§ Problem requirements
Reproduce each line exactly. Skip none.

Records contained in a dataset
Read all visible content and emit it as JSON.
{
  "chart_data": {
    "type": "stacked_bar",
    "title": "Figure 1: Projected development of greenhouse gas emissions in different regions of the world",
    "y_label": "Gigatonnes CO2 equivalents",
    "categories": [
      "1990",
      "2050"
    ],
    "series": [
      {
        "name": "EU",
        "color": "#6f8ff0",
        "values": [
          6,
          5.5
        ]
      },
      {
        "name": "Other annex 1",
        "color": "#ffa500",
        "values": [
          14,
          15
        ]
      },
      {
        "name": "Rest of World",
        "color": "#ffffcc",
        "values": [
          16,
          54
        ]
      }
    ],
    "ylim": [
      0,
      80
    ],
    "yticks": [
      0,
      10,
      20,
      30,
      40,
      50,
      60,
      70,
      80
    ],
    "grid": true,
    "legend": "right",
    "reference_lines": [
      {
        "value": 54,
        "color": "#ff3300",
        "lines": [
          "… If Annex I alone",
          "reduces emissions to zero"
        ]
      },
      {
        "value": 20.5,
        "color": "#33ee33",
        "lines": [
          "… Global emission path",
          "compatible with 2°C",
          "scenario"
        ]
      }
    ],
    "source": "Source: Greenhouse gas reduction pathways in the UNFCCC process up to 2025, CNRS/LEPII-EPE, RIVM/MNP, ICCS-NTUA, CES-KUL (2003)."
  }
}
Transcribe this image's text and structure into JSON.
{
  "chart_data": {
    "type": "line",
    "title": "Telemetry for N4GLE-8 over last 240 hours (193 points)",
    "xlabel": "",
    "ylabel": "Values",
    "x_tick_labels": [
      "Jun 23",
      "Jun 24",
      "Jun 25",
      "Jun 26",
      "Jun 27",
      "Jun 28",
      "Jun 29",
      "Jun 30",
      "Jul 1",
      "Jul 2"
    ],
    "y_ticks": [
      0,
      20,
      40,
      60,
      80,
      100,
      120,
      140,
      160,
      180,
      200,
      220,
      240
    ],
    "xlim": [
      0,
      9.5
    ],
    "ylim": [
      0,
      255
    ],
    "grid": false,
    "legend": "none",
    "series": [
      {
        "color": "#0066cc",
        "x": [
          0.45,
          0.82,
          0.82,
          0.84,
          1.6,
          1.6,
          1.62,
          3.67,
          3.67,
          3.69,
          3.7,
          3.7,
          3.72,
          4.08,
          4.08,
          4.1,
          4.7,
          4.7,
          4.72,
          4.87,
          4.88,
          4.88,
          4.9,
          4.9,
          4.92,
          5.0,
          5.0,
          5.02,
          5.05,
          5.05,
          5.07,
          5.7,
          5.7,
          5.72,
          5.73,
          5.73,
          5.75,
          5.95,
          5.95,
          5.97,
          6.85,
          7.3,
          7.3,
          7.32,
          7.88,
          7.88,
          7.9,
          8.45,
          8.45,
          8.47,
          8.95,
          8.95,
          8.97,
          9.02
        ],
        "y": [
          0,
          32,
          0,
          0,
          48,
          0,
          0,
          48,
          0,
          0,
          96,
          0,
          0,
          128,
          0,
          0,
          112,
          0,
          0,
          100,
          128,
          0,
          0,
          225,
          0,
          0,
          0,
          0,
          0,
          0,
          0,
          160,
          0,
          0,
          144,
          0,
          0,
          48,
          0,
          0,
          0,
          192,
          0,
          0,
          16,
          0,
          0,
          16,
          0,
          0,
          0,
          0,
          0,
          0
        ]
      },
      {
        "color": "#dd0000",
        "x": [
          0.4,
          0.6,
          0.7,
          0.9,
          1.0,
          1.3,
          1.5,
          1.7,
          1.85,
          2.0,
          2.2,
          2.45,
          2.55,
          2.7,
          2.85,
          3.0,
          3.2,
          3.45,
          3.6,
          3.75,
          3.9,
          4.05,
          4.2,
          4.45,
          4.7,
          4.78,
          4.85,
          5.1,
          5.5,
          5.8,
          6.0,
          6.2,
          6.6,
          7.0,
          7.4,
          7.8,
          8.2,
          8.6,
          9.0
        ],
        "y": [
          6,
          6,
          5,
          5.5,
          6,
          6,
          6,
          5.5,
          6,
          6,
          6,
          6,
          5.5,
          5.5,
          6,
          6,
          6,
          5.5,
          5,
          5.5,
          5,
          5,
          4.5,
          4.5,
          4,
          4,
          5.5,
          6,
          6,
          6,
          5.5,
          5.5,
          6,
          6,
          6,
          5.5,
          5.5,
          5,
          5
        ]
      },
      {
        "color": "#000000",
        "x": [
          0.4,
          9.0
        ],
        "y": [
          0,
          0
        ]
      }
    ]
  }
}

§ Task response
Read all visible content and emit it as JSON.
{
  "chart_data": {
    "type": "stacked_bar",
    "title": "Figure 1: Projected development of greenhouse gas emissions in different regions of the world",
    "y_label": "Gigatonnes CO2 equivalents",
    "categories": [
      "1990",
      "2050"
    ],
    "series": [
      {
        "name": "EU",
        "color": "#6f8ff0",
        "values": [
          6,
          5.5
        ]
      },
      {
        "name": "Other annex 1",
        "color": "#ffa500",
        "values": [
          14,
          15
        ]
      },
      {
        "name": "Rest of World",
        "color": "#ffffcc",
        "values": [
          16,
          54
        ]
      }
    ],
    "ylim": [
      0,
      80
    ],
    "yticks": [
      0,
      10,
      20,
      30,
      40,
      50,
      60,
      70,
      80
    ],
    "grid": true,
    "legend": "right",
    "reference_lines": [
      {
        "value": 54,
        "color": "#ff3300",
        "lines": [
          "… If Annex I alone",
          "reduces emissions to zero"
        ]
      },
      {
        "value": 20.5,
        "color": "#33ee33",
        "lines": [
          "… Global emission path",
          "compatible with 2°C",
          "scenario"
        ]
      }
    ],
    "source": "Source: Greenhouse gas reduction pathways in the UNFCCC process up to 2025, CNRS/LEPII-EPE, RIVM/MNP, ICCS-NTUA, CES-KUL (2003)."
  }
}
Transcribe this image's text and structure into JSON.
{
  "chart_data": {
    "type": "line",
    "title": "Telemetry for N4GLE-8 over last 240 hours (193 points)",
    "xlabel": "",
    "ylabel": "Values",
    "x_tick_labels": [
      "Jun 23",
      "Jun 24",
      "Jun 25",
      "Jun 26",
      "Jun 27",
      "Jun 28",
      "Jun 29",
      "Jun 30",
      "Jul 1",
      "Jul 2"
    ],
    "y_ticks": [
      0,
      20,
      40,
      60,
      80,
      100,
      120,
      140,
      160,
      180,
      200,
      220,
      240
    ],
    "xlim": [
      0,
      9.5
    ],
    "ylim": [
      0,
      255
    ],
    "grid": false,
    "legend": "none",
    "series": [
      {
        "color": "#0066cc",
        "x": [
          0.45,
          0.82,
          0.82,
          0.84,
          1.6,
          1.6,
          1.62,
          3.67,
          3.67,
          3.69,
          3.7,
          3.7,
          3.72,
          4.08,
          4.08,
          4.1,
          4.7,
          4.7,
          4.72,
          4.87,
          4.88,
          4.88,
          4.9,
          4.9,
          4.92,
          5.0,
          5.0,
          5.02,
          5.05,
          5.05,
          5.07,
          5.7,
          5.7,
          5.72,
          5.73,
          5.73,
          5.75,
          5.95,
          5.95,
          5.97,
          6.85,
          7.3,
          7.3,
          7.32,
          7.88,
          7.88,
          7.9,
          8.45,
          8.45,
          8.47,
          8.95,
          8.95,
          8.97,
          9.02
        ],
        "y": [
          0,
          32,
          0,
          0,
          48,
          0,
          0,
          48,
          0,
          0,
          96,
          0,
          0,
          128,
          0,
          0,
          112,
          0,
          0,
          100,
          128,
          0,
          0,
          225,
          0,
          0,
          0,
          0,
          0,
          0,
          0,
          160,
          0,
          0,
          144,
          0,
          0,
          48,
          0,
          0,
          0,
          192,
          0,
          0,
          16,
          0,
          0,
          16,
          0,
          0,
          0,
          0,
          0,
          0
        ]
      },
      {
        "color": "#dd0000",
        "x": [
          0.4,
          0.6,
          0.7,
          0.9,
          1.0,
          1.3,
          1.5,
          1.7,
          1.85,
          2.0,
          2.2,
          2.45,
          2.55,
          2.7,
          2.85,
          3.0,
          3.2,
          3.45,
          3.6,
          3.75,
          3.9,
          4.05,
          4.2,
          4.45,
          4.7,
          4.78,
          4.85,
          5.1,
          5.5,
          5.8,
          6.0,
          6.2,
          6.6,
          7.0,
          7.4,
          7.8,
          8.2,
          8.6,
          9.0
        ],
        "y": [
          6,
          6,
          5,
          5.5,
          6,
          6,
          6,
          5.5,
          6,
          6,
          6,
          6,
          5.5,
          5.5,
          6,
          6,
          6,
          5.5,
          5,
          5.5,
          5,
          5,
          4.5,
          4.5,
          4,
          4,
          5.5,
          6,
          6,
          6,
          5.5,
          5.5,
          6,
          6,
          6,
          5.5,
          5.5,
          5,
          5
        ]
      },
      {
        "color": "#000000",
        "x": [
          0.4,
          9.0
        ],
        "y": [
          0,
          0
        ]
      }
    ]
  }
}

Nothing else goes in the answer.